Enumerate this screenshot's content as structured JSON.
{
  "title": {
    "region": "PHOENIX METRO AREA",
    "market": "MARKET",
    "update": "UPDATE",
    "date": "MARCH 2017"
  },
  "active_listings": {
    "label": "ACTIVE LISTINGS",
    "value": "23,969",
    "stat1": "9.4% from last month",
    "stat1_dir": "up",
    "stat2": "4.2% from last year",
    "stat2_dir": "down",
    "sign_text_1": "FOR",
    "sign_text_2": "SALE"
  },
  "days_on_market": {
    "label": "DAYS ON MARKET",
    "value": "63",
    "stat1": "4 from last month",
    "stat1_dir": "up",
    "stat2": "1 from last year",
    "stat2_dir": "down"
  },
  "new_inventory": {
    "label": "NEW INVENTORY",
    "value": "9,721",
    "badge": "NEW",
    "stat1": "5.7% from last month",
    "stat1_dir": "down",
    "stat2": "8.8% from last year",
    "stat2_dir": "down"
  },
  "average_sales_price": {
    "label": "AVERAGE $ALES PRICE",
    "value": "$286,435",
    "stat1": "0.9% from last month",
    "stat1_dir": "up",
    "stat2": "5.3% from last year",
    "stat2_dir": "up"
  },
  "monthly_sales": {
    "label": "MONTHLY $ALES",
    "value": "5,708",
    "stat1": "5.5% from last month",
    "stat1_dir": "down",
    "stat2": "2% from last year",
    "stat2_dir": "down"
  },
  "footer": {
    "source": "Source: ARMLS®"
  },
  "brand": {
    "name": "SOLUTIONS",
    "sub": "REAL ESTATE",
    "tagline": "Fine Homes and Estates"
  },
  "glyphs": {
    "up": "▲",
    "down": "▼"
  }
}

**The request**
Return every line of the material exactly.

**Complete answer**
Enumerate this screenshot's content as structured JSON.
{
  "title": {
    "region": "PHOENIX METRO AREA",
    "market": "MARKET",
    "update": "UPDATE",
    "date": "MARCH 2017"
  },
  "active_listings": {
    "label": "ACTIVE LISTINGS",
    "value": "23,969",
    "stat1": "9.4% from last month",
    "stat1_dir": "up",
    "stat2": "4.2% from last year",
    "stat2_dir": "down",
    "sign_text_1": "FOR",
    "sign_text_2": "SALE"
  },
  "days_on_market": {
    "label": "DAYS ON MARKET",
    "value": "63",
    "stat1": "4 from last month",
    "stat1_dir": "up",
    "stat2": "1 from last year",
    "stat2_dir": "down"
  },
  "new_inventory": {
    "label": "NEW INVENTORY",
    "value": "9,721",
    "badge": "NEW",
    "stat1": "5.7% from last month",
    "stat1_dir": "down",
    "stat2": "8.8% from last year",
    "stat2_dir": "down"
  },
  "average_sales_price": {
    "label": "AVERAGE $ALES PRICE",
    "value": "$286,435",
    "stat1": "0.9% from last month",
    "stat1_dir": "up",
    "stat2": "5.3% from last year",
    "stat2_dir": "up"
  },
  "monthly_sales": {
    "label": "MONTHLY $ALES",
    "value": "5,708",
    "stat1": "5.5% from last month",
    "stat1_dir": "down",
    "stat2": "2% from last year",
    "stat2_dir": "down"
  },
  "footer": {
    "source": "Source: ARMLS®"
  },
  "brand": {
    "name": "SOLUTIONS",
    "sub": "REAL ESTATE",
    "tagline": "Fine Homes and Estates"
  },
  "glyphs": {
    "up": "▲",
    "down": "▼"
  }
}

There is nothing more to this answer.